** TO BE DONE **
Could you write out every entry exactly as it stands?

----

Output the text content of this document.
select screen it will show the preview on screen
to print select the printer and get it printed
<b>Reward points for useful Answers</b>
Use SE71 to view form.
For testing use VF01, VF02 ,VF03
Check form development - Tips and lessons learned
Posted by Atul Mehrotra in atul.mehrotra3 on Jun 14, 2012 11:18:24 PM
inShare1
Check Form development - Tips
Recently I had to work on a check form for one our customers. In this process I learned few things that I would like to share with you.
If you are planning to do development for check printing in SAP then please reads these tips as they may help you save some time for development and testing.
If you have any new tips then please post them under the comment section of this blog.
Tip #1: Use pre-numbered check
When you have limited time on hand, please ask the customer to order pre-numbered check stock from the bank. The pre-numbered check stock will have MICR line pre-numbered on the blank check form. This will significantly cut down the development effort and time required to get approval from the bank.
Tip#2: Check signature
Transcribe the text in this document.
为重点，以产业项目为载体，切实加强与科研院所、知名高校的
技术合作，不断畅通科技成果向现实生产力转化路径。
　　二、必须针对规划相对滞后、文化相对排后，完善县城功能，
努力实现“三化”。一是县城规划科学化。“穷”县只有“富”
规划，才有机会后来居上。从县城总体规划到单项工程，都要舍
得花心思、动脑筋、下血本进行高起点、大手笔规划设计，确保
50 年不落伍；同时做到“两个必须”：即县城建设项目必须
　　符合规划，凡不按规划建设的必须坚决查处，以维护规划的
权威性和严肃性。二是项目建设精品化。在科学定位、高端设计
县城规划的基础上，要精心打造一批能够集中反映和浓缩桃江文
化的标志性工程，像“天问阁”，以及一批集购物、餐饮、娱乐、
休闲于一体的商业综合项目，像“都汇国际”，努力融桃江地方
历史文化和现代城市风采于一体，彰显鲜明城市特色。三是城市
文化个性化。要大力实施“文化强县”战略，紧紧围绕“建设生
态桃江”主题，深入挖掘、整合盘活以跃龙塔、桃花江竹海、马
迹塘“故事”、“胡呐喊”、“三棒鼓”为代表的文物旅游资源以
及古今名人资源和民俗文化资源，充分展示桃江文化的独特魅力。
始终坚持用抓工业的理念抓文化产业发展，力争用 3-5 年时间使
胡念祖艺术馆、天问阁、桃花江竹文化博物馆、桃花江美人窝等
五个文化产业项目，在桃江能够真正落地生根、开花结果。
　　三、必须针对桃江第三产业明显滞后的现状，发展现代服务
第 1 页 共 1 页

----

** OUTPUT **
Output the text content of this document.
select screen it will show the preview on screen
to print select the printer and get it printed
<b>Reward points for useful Answers</b>
Use SE71 to view form.
For testing use VF01, VF02 ,VF03
Check form development - Tips and lessons learned
Posted by Atul Mehrotra in atul.mehrotra3 on Jun 14, 2012 11:18:24 PM
inShare1
Check Form development - Tips
Recently I had to work on a check form for one our customers. In this process I learned few things that I would like to share with you.
If you are planning to do development for check printing in SAP then please reads these tips as they may help you save some time for development and testing.
If you have any new tips then please post them under the comment section of this blog.
Tip #1: Use pre-numbered check
When you have limited time on hand, please ask the customer to order pre-numbered check stock from the bank. The pre-numbered check stock will have MICR line pre-numbered on the blank check form. This will significantly cut down the development effort and time required to get approval from the bank.
Tip#2: Check signature
Transcribe the text in this document.
为重点，以产业项目为载体，切实加强与科研院所、知名高校的
技术合作，不断畅通科技成果向现实生产力转化路径。
　　二、必须针对规划相对滞后、文化相对排后，完善县城功能，
努力实现“三化”。一是县城规划科学化。“穷”县只有“富”
规划，才有机会后来居上。从县城总体规划到单项工程，都要舍
得花心思、动脑筋、下血本进行高起点、大手笔规划设计，确保
50 年不落伍；同时做到“两个必须”：即县城建设项目必须
　　符合规划，凡不按规划建设的必须坚决查处，以维护规划的
权威性和严肃性。二是项目建设精品化。在科学定位、高端设计
县城规划的基础上，要精心打造一批能够集中反映和浓缩桃江文
化的标志性工程，像“天问阁”，以及一批集购物、餐饮、娱乐、
休闲于一体的商业综合项目，像“都汇国际”，努力融桃江地方
历史文化和现代城市风采于一体，彰显鲜明城市特色。三是城市
文化个性化。要大力实施“文化强县”战略，紧紧围绕“建设生
态桃江”主题，深入挖掘、整合盘活以跃龙塔、桃花江竹海、马
迹塘“故事”、“胡呐喊”、“三棒鼓”为代表的文物旅游资源以
及古今名人资源和民俗文化资源，充分展示桃江文化的独特魅力。
始终坚持用抓工业的理念抓文化产业发展，力争用 3-5 年时间使
胡念祖艺术馆、天问阁、桃花江竹文化博物馆、桃花江美人窝等
五个文化产业项目，在桃江能够真正落地生根、开花结果。
　　三、必须针对桃江第三产业明显滞后的现状，发展现代服务
第 1 页 共 1 页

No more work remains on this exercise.